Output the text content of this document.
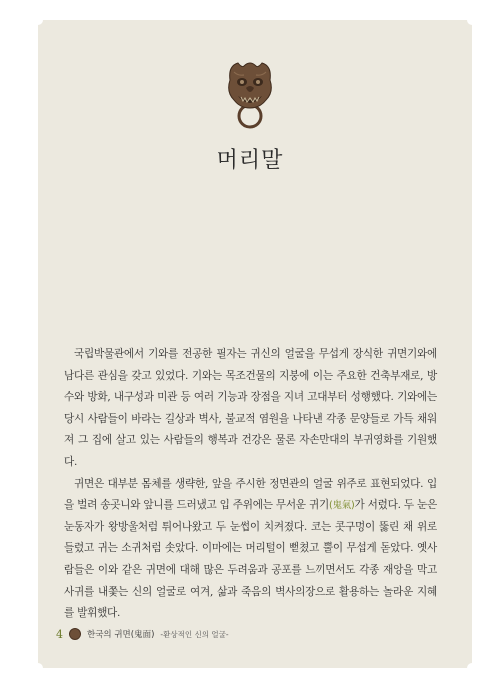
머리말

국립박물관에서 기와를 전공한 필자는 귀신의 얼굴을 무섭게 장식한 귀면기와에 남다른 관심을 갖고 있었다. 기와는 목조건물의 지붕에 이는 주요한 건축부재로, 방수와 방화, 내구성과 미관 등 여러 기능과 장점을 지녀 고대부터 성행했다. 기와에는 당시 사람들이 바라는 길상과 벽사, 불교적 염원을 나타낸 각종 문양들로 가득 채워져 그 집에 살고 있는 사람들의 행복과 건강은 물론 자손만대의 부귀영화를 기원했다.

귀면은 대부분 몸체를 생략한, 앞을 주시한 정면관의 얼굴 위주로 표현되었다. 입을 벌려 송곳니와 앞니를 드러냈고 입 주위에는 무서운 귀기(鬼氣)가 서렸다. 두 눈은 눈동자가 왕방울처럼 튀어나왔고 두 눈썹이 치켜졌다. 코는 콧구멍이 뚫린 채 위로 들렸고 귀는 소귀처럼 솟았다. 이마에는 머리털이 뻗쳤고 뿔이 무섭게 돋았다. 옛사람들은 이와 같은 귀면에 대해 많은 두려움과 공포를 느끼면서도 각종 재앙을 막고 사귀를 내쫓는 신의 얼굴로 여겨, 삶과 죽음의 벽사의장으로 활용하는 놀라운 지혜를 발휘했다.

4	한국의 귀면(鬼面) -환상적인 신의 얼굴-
_ _ _ _ _ _ _
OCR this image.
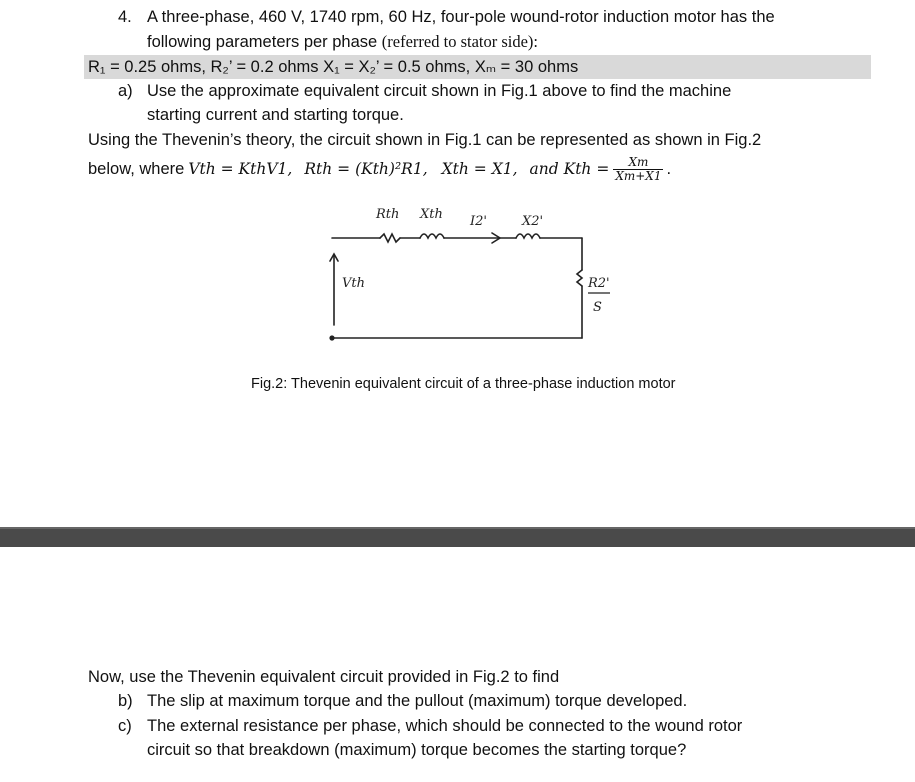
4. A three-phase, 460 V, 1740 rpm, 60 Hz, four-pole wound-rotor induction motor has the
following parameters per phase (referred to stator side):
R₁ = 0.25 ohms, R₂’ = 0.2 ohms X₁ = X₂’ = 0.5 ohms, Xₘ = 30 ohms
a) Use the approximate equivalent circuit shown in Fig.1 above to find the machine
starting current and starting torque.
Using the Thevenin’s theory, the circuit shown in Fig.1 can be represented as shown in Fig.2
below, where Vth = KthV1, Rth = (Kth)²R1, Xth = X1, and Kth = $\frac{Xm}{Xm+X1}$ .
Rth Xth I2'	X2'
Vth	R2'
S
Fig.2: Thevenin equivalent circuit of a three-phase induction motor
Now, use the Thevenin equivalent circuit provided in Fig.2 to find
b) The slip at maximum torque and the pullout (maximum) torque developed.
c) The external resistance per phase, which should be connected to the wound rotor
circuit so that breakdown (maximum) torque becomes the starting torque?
_ _ _ _ _ _ _
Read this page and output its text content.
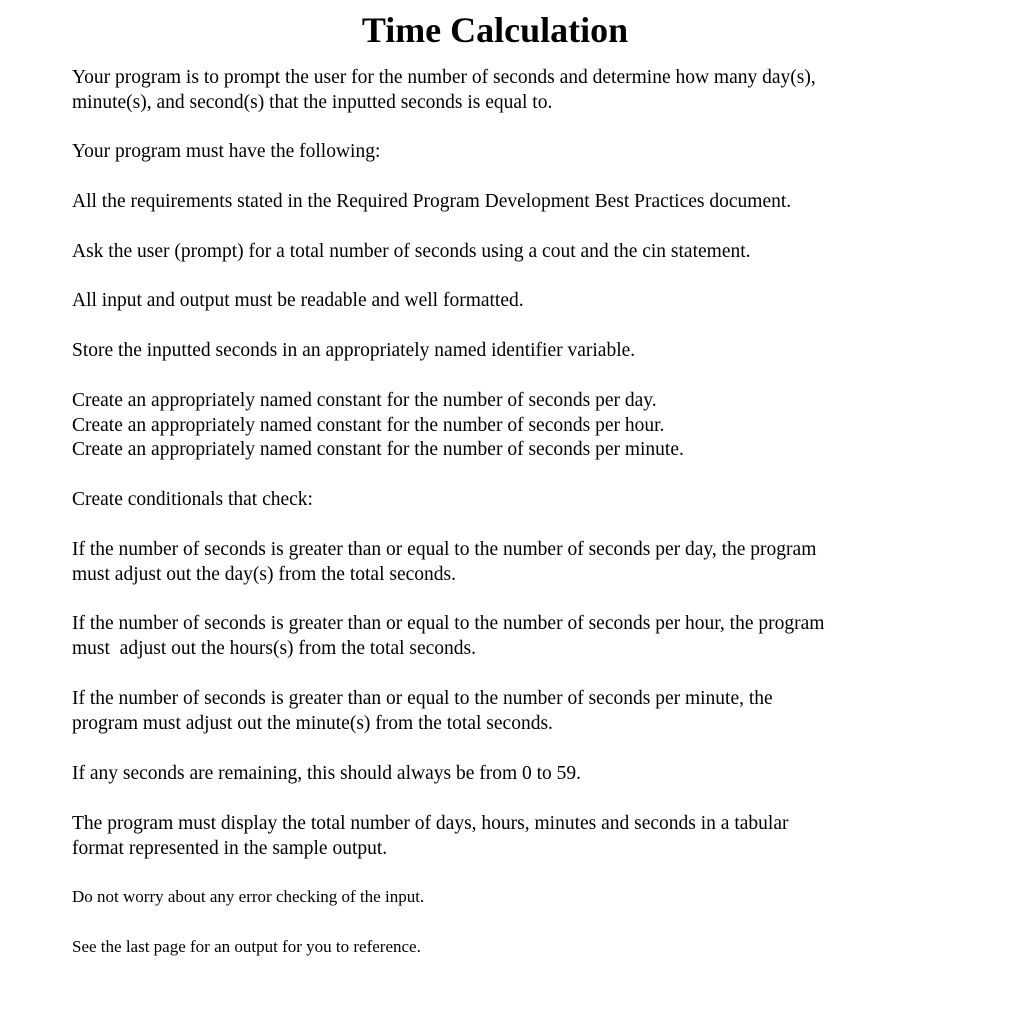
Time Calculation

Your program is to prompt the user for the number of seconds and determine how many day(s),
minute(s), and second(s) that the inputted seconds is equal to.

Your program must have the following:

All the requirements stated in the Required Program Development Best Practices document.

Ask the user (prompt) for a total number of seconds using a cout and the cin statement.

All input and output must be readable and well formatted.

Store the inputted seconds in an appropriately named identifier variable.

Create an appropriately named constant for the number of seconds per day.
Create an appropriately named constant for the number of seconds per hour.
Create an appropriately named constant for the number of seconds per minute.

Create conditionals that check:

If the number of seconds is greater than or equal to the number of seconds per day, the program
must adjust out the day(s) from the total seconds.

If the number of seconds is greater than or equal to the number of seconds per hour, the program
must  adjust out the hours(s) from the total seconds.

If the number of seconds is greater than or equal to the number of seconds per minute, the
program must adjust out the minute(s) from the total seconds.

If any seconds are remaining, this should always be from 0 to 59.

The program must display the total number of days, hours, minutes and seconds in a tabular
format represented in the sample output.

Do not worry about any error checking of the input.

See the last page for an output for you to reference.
_ _ _ _ _ _ _
▸ **What is required**
Go through the material and copy out every line with "content" in it.

▸ **Answer to the problem**
Output the text content of this document.
Read this page and output its text content.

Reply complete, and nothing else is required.